» Source material:
Start

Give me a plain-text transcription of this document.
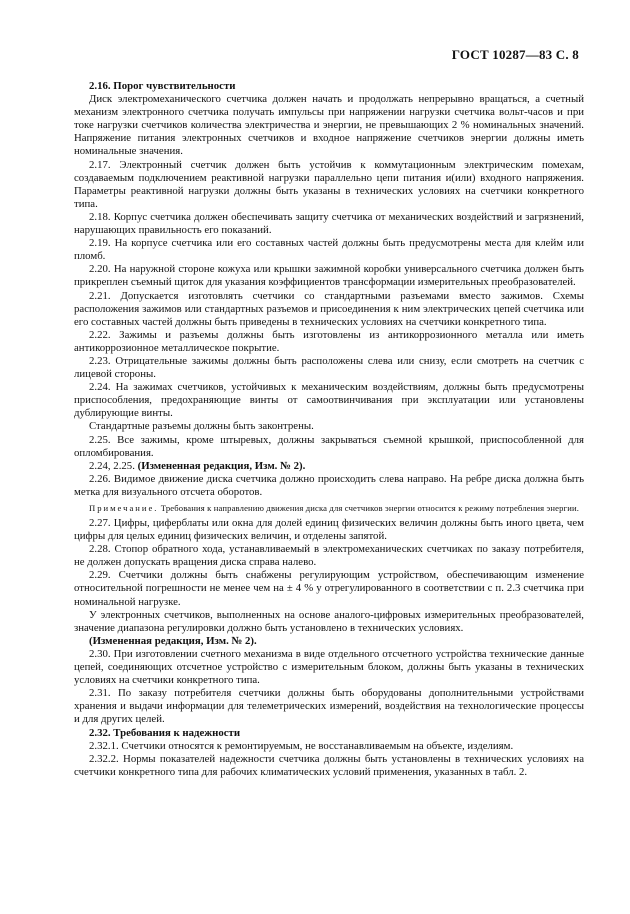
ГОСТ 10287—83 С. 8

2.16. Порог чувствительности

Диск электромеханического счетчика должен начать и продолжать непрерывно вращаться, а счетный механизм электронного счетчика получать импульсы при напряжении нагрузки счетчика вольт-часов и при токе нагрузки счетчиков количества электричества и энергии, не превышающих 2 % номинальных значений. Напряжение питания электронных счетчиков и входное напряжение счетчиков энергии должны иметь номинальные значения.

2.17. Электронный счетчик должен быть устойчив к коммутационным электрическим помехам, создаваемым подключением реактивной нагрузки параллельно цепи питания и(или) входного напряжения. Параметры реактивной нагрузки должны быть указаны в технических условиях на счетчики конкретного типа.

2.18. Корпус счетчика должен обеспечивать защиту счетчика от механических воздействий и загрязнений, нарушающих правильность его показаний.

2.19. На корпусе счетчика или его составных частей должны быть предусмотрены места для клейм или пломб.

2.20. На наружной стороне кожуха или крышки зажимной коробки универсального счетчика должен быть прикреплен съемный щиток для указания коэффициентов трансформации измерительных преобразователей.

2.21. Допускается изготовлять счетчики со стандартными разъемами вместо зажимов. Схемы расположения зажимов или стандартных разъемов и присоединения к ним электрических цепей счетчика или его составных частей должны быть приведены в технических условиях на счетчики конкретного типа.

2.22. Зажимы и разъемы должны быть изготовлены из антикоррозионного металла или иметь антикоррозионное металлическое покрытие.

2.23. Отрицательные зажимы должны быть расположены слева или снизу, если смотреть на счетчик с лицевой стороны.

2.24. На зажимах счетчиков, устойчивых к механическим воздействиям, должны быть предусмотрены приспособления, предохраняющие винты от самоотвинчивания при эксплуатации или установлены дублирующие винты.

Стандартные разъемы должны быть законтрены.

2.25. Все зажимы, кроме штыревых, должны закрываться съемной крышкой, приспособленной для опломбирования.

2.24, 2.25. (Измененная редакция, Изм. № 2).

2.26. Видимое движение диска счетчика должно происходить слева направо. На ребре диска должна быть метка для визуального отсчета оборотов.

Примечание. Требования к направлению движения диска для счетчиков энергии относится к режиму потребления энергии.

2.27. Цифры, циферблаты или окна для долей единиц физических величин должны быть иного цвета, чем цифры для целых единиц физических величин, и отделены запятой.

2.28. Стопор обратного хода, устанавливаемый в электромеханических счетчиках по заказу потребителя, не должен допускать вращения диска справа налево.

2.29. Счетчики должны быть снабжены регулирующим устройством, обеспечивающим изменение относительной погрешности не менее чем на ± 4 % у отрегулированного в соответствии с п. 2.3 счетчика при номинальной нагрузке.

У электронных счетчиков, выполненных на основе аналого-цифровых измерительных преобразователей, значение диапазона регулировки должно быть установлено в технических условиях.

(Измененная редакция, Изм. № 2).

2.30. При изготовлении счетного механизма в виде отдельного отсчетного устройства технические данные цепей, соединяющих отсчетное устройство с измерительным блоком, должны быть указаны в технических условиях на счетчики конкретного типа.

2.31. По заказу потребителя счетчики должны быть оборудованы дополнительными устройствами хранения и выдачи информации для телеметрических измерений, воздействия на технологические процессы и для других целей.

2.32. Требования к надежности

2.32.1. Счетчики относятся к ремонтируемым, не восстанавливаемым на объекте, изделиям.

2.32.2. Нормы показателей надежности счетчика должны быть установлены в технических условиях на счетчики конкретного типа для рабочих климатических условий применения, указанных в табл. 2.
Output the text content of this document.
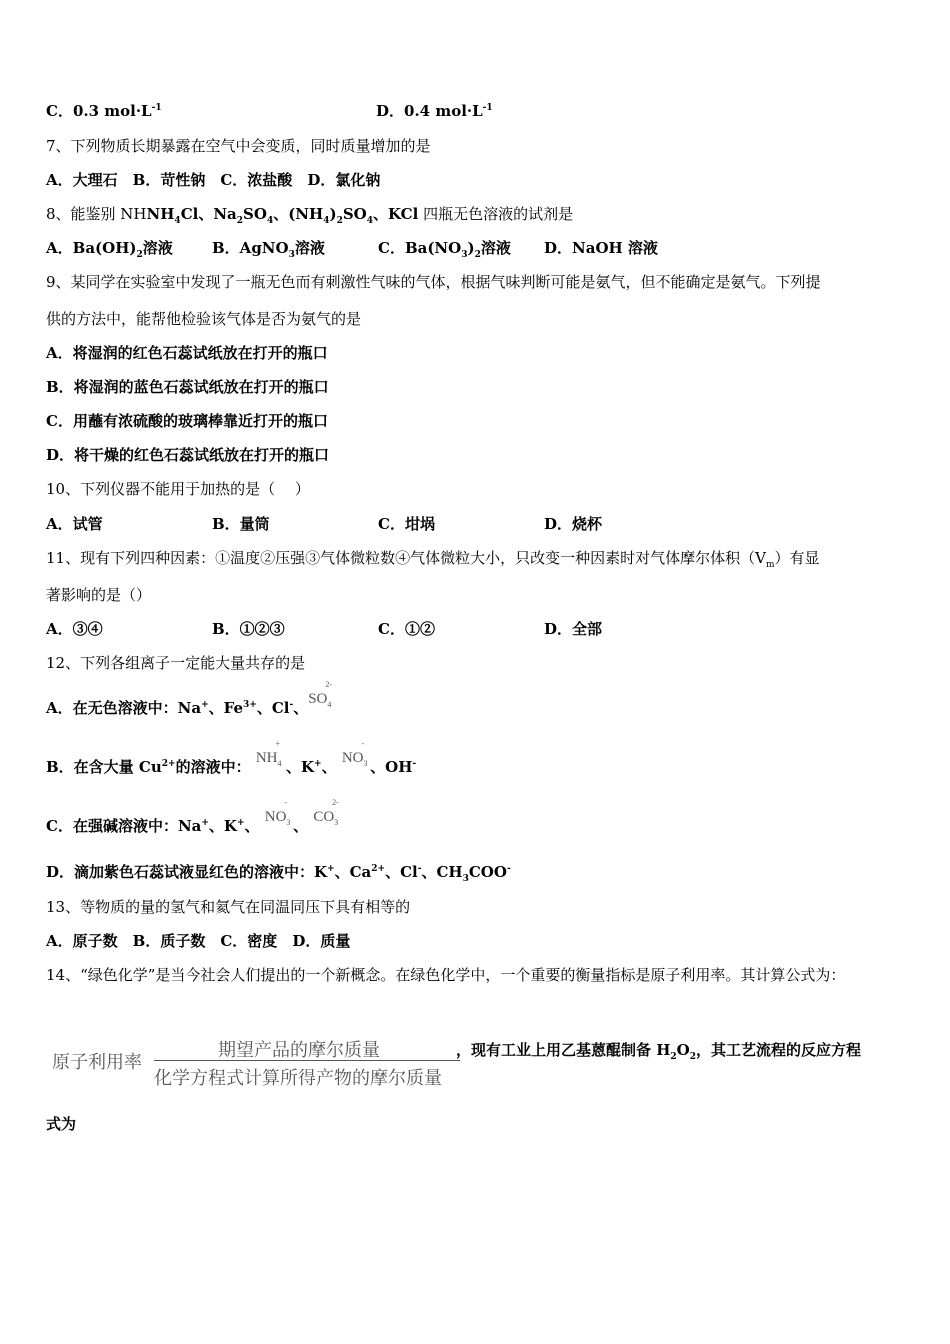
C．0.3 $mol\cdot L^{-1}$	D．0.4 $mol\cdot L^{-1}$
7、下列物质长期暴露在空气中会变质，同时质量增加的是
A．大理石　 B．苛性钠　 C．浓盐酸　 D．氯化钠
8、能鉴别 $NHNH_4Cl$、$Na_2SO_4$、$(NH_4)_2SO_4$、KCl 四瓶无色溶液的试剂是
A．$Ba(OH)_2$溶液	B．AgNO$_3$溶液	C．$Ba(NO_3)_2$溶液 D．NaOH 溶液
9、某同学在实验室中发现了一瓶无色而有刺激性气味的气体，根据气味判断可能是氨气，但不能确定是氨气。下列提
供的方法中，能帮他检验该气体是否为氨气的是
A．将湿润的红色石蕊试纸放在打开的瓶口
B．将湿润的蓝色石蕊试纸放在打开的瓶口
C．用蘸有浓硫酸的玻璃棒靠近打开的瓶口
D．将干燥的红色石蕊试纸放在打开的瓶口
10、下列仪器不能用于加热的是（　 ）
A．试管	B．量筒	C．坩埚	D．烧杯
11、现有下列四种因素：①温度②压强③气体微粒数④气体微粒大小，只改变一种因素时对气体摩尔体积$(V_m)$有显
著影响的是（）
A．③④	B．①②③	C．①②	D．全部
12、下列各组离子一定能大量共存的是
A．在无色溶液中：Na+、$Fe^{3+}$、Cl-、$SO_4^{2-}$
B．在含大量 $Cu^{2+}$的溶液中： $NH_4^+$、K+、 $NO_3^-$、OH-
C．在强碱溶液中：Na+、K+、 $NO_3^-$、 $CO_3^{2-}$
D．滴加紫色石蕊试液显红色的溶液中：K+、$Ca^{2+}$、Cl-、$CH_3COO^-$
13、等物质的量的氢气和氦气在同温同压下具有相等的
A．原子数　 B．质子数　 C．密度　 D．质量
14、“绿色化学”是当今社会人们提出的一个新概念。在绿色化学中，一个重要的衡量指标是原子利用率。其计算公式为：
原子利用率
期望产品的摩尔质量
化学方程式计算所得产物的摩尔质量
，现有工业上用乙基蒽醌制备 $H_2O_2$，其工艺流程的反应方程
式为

End
Start

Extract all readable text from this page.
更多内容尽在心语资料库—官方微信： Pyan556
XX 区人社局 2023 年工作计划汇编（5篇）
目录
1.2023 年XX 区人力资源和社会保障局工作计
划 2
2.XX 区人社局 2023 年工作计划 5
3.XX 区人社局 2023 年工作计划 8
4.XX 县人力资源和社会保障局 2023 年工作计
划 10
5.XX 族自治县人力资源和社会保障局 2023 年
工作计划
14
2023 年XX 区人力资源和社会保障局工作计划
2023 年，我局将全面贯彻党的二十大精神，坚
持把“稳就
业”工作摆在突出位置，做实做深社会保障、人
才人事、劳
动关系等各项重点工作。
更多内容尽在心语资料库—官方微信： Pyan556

End

» Task description: Extract, from the listing above, every line where the string "предусмотрены" occurs.

» Response below:
2.19. На корпусе счетчика или его составных частей должны быть предусмотрены места для клейм или пломб.
2.24. На зажимах счетчиков, устойчивых к механическим воздействиям, должны быть предусмотрены приспособления, предохраняющие винты от самоотвинчивания при эксплуатации или установлены дублирующие винты.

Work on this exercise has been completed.